[Quoted text]:
You only have to read Nagel's famous "what is it like to be a bat?" to see what a severe problem of Nagel's this has always from the very beginning of his career. The descriptions of consciousness in that essay are amongst the most lucid descriptions ever commited to print. His last ditch attempt to provide a normative argument however, reprensents the very worst in pseudo-intellectual waffle.
Sadly the exact same is true here - the descriptions of existential crisis and ethical dilemma are the best you are likely to encounter, but Nagel does not seem to have the intellectual capacity to provide a coherent precise solution to any of the problems he outlines. But since so much of the text is this book is cloaked in dense, impenetrable sophistry, many will probably come away thinking he's actually put some kind of argument forward. Look very closely though, and you'll see that the most he ever commits to is an anti-physicalist, anti-utitliarian stance. Beyond that, i believe its almost impossible to pin Nagel down on anything.
This is a great shame because the object/subjective dichotomy is the 'fly in the ointment' for just about any philosophical position going. Unlike Nagel however, most philosophers either do not seem to be aware of this problem, or do not want to accept that the problem exists in the first place due to the disastrous consequences it can have on a philosophical project once consciously acknowledged.
This is partly i think why the physicalist programme has proven so popular over the years. While we can never meaningfully define consciousness (the first person perspective) with third person tools, physicalists like Dennett at least provide a solution, the possiblity of philosophical and scientific progress.
While I believe Nagel's rather than Dennett's position has the weight of evidence and reason on its side, there is never any chance of such a position being popular when philosophers like Nagel throw their hands up in the air whenever pushed to provide an alternative method to the brute accumulation of 3rd person facts.
Until someone comes along and attempts to do this (and Nagel certainly isnt) we are stuck with the prevailing philosophical dogma: 'neural events are identical with mental states'. Which while empricially unverifable, at least offers some sort of beacon of hope for those who want to get to the bottom of consciousness.
While Nagel in this book has more than competently illustrated the inadaquacies of philosophical atomism, he has as yet i believe, managed to provide to a coherent alternative solution.

[Requirement a]:
According to the review of Nagel's book, what prevailing philosophical dogma are we stuck with?
The review and the records that follow it come from unrelated sources.

[Records shown]:

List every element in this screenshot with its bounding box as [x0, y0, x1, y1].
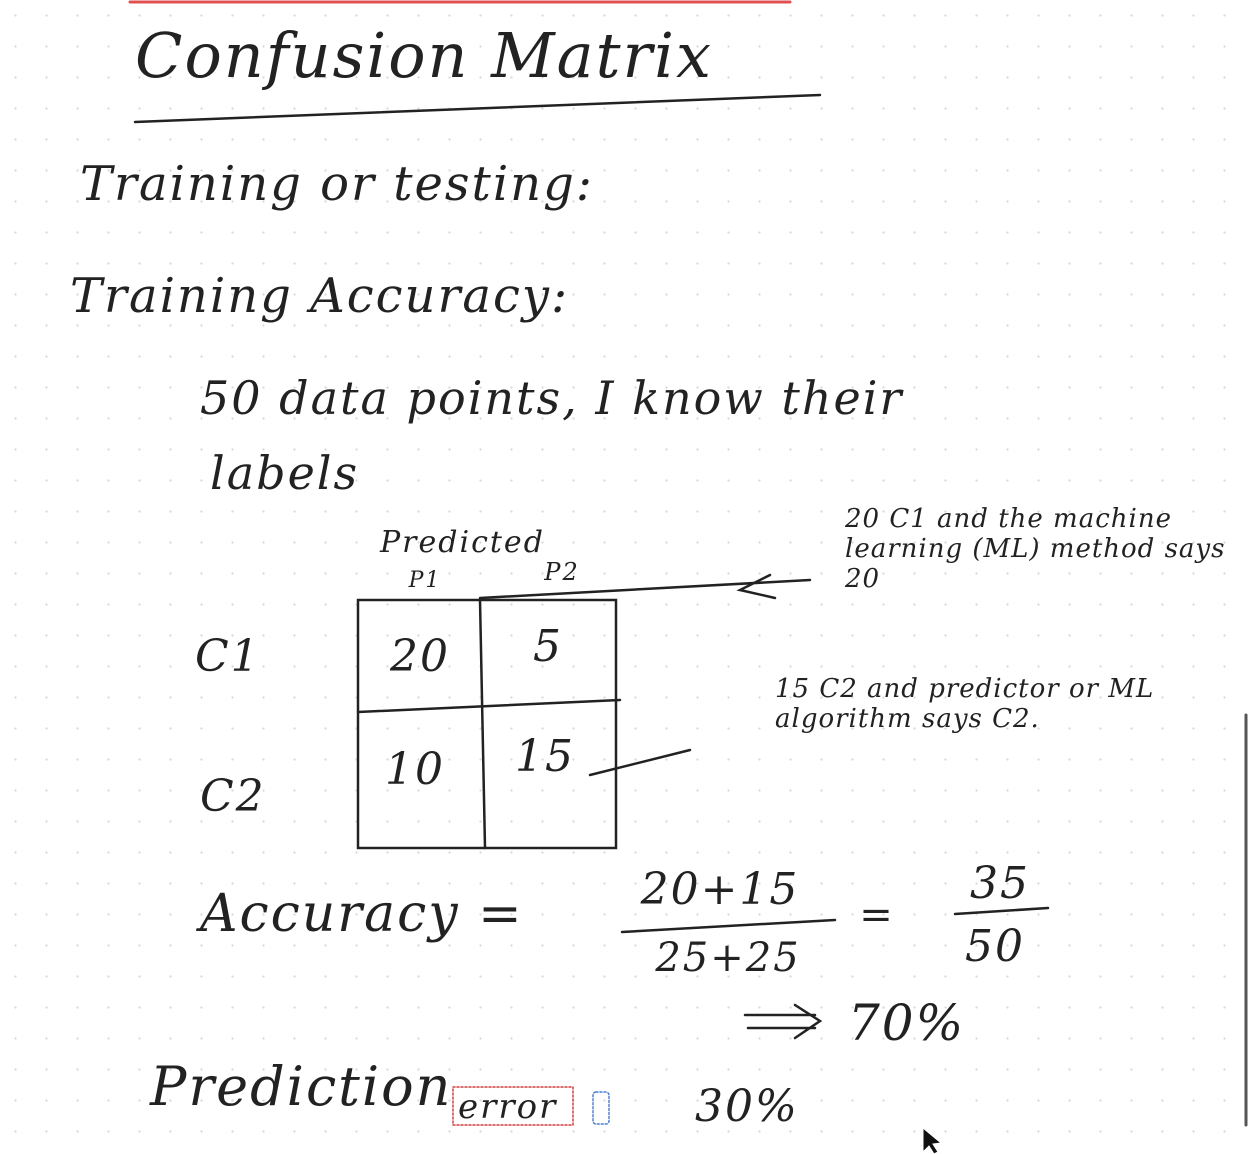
annotation: 15 C2 and predictor or ML algorithm says…: [775, 674, 1155, 734]
matrix-divider: [478, 598, 487, 850]
denominator: 25+25: [655, 935, 801, 981]
error-value: 30%: [695, 1081, 799, 1132]
matrix-cell: 15: [515, 731, 575, 782]
equals: =: [859, 892, 895, 938]
heading: Training or testing:: [80, 156, 594, 212]
pointer-line: [588, 748, 692, 777]
numerator: 35: [970, 858, 1030, 909]
error-word[interactable]: error: [458, 1087, 558, 1127]
accuracy-label: Accuracy =: [200, 884, 524, 944]
accuracy-result: 70%: [848, 994, 966, 1052]
matrix-header: Predicted: [380, 525, 545, 560]
pointer-arrow: [736, 573, 777, 600]
note-line: labels: [210, 446, 360, 500]
row-label: C1: [195, 631, 261, 682]
matrix-divider: [356, 698, 622, 714]
fraction-bar: [620, 918, 837, 934]
column-label: P1: [408, 568, 442, 593]
matrix-cell: 20: [390, 631, 450, 682]
selection-box: [452, 1086, 574, 1126]
matrix-cell: 10: [385, 744, 445, 795]
title-underline: [133, 93, 822, 124]
numerator: 20+15: [640, 864, 800, 915]
row-label: C2: [200, 771, 266, 822]
error-label: Prediction: [150, 1055, 453, 1118]
subheading: Training Accuracy:: [70, 268, 570, 324]
implies-arrow: [743, 1003, 823, 1040]
denominator: 50: [965, 921, 1025, 972]
mouse-cursor: [922, 1126, 943, 1154]
matrix-cell: 5: [533, 621, 563, 672]
column-label: P2: [544, 558, 580, 586]
matrix-border: [356, 598, 618, 850]
annotation: 20 C1 and the machine learning (ML) meth…: [845, 504, 1226, 594]
note-line: 50 data points, I know their: [200, 371, 904, 425]
handle-box: [592, 1091, 610, 1125]
title: Confusion Matrix: [135, 19, 713, 92]
fraction-bar: [953, 906, 1050, 916]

[Requirement b]:
Change "matrix-cell" to "table-entry" everywhere in the records and leave every other part unchanged. Write out all the records again, but omit the pictures.

[Full output a]:
'neural events are identical with mental states'

[Full output b]:
List every element in this screenshot with its bounding box as [x0, y0, x1, y1].
annotation: 15 C2 and predictor or ML algorithm says…: [775, 674, 1155, 734]
matrix-divider: [478, 598, 487, 850]
denominator: 25+25: [655, 935, 801, 981]
error-value: 30%: [695, 1081, 799, 1132]
table-entry: 15: [515, 731, 575, 782]
equals: =: [859, 892, 895, 938]
heading: Training or testing:: [80, 156, 594, 212]
pointer-line: [588, 748, 692, 777]
numerator: 35: [970, 858, 1030, 909]
error-word[interactable]: error: [458, 1087, 558, 1127]
accuracy-label: Accuracy =: [200, 884, 524, 944]
accuracy-result: 70%: [848, 994, 966, 1052]
matrix-header: Predicted: [380, 525, 545, 560]
pointer-arrow: [736, 573, 777, 600]
note-line: labels: [210, 446, 360, 500]
row-label: C1: [195, 631, 261, 682]
matrix-divider: [356, 698, 622, 714]
fraction-bar: [620, 918, 837, 934]
column-label: P1: [408, 568, 442, 593]
table-entry: 20: [390, 631, 450, 682]
selection-box: [452, 1086, 574, 1126]
table-entry: 10: [385, 744, 445, 795]
title-underline: [133, 93, 822, 124]
numerator: 20+15: [640, 864, 800, 915]
row-label: C2: [200, 771, 266, 822]
error-label: Prediction: [150, 1055, 453, 1118]
subheading: Training Accuracy:: [70, 268, 570, 324]
implies-arrow: [743, 1003, 823, 1040]
denominator: 50: [965, 921, 1025, 972]
mouse-cursor: [922, 1126, 943, 1154]
table-entry: 5: [533, 621, 563, 672]
column-label: P2: [544, 558, 580, 586]
matrix-border: [356, 598, 618, 850]
annotation: 20 C1 and the machine learning (ML) meth…: [845, 504, 1226, 594]
note-line: 50 data points, I know their: [200, 371, 904, 425]
handle-box: [592, 1091, 610, 1125]
title: Confusion Matrix: [135, 19, 713, 92]
fraction-bar: [953, 906, 1050, 916]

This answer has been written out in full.